[Data items]
**********
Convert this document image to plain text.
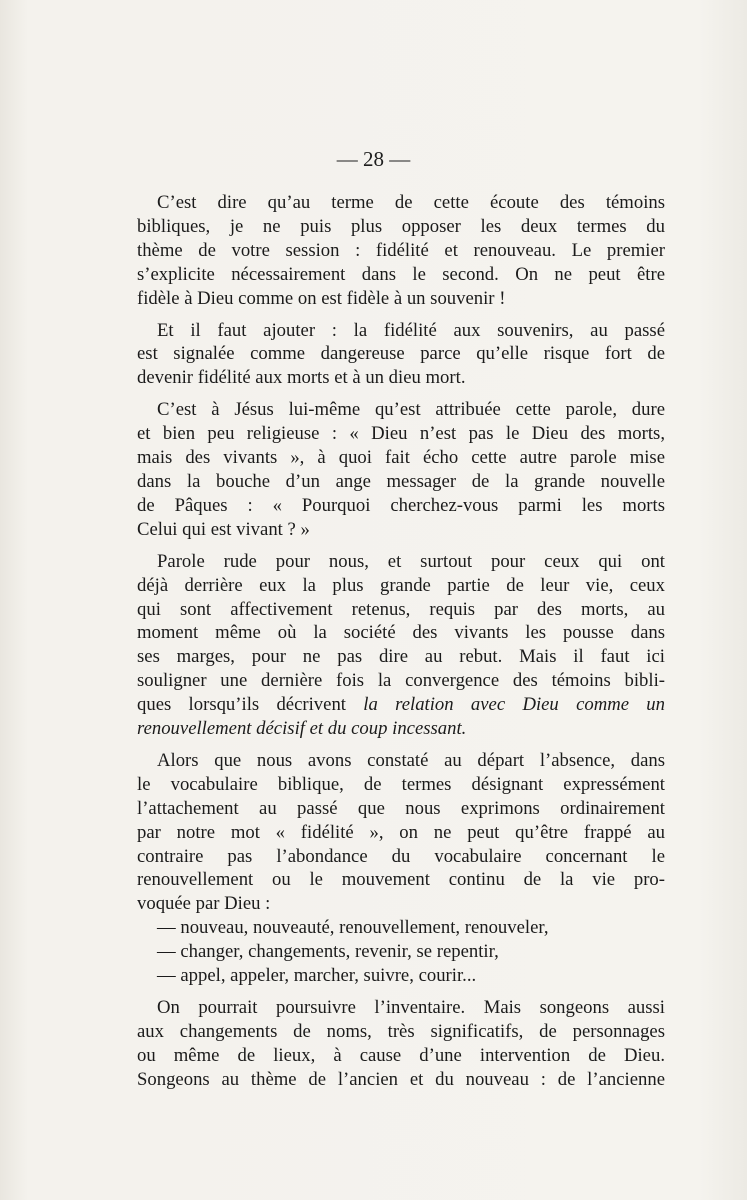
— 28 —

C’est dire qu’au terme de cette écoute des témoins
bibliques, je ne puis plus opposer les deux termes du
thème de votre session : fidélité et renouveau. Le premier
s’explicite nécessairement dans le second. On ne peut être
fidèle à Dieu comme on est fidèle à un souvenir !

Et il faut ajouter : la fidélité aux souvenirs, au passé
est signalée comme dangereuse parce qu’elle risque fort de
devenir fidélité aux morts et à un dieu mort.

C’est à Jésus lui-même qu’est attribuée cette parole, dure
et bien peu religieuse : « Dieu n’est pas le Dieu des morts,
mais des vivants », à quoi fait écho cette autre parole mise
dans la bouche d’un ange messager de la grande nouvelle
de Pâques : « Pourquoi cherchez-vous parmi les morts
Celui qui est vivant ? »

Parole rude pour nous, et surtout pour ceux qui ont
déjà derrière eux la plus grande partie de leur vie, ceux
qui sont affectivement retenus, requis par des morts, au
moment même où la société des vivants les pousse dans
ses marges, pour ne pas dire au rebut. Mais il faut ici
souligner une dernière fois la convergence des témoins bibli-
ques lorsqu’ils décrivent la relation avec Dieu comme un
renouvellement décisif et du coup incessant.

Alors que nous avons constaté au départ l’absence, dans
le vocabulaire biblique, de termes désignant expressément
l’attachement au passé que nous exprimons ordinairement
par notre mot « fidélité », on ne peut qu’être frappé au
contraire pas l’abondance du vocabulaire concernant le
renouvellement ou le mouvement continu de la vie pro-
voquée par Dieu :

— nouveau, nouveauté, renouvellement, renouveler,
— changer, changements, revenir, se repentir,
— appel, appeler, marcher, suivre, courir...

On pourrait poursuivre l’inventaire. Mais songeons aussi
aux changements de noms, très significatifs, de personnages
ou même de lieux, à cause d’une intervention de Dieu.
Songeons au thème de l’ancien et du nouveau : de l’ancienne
**********
- [JOB] Omitting all images, print the listing exactly.

- [REPLY]
Convert this document image to plain text.
— 28 —

C’est dire qu’au terme de cette écoute des témoins
bibliques, je ne puis plus opposer les deux termes du
thème de votre session : fidélité et renouveau. Le premier
s’explicite nécessairement dans le second. On ne peut être
fidèle à Dieu comme on est fidèle à un souvenir !

Et il faut ajouter : la fidélité aux souvenirs, au passé
est signalée comme dangereuse parce qu’elle risque fort de
devenir fidélité aux morts et à un dieu mort.

C’est à Jésus lui-même qu’est attribuée cette parole, dure
et bien peu religieuse : « Dieu n’est pas le Dieu des morts,
mais des vivants », à quoi fait écho cette autre parole mise
dans la bouche d’un ange messager de la grande nouvelle
de Pâques : « Pourquoi cherchez-vous parmi les morts
Celui qui est vivant ? »

Parole rude pour nous, et surtout pour ceux qui ont
déjà derrière eux la plus grande partie de leur vie, ceux
qui sont affectivement retenus, requis par des morts, au
moment même où la société des vivants les pousse dans
ses marges, pour ne pas dire au rebut. Mais il faut ici
souligner une dernière fois la convergence des témoins bibli-
ques lorsqu’ils décrivent la relation avec Dieu comme un
renouvellement décisif et du coup incessant.

Alors que nous avons constaté au départ l’absence, dans
le vocabulaire biblique, de termes désignant expressément
l’attachement au passé que nous exprimons ordinairement
par notre mot « fidélité », on ne peut qu’être frappé au
contraire pas l’abondance du vocabulaire concernant le
renouvellement ou le mouvement continu de la vie pro-
voquée par Dieu :

— nouveau, nouveauté, renouvellement, renouveler,
— changer, changements, revenir, se repentir,
— appel, appeler, marcher, suivre, courir...

On pourrait poursuivre l’inventaire. Mais songeons aussi
aux changements de noms, très significatifs, de personnages
ou même de lieux, à cause d’une intervention de Dieu.
Songeons au thème de l’ancien et du nouveau : de l’ancienne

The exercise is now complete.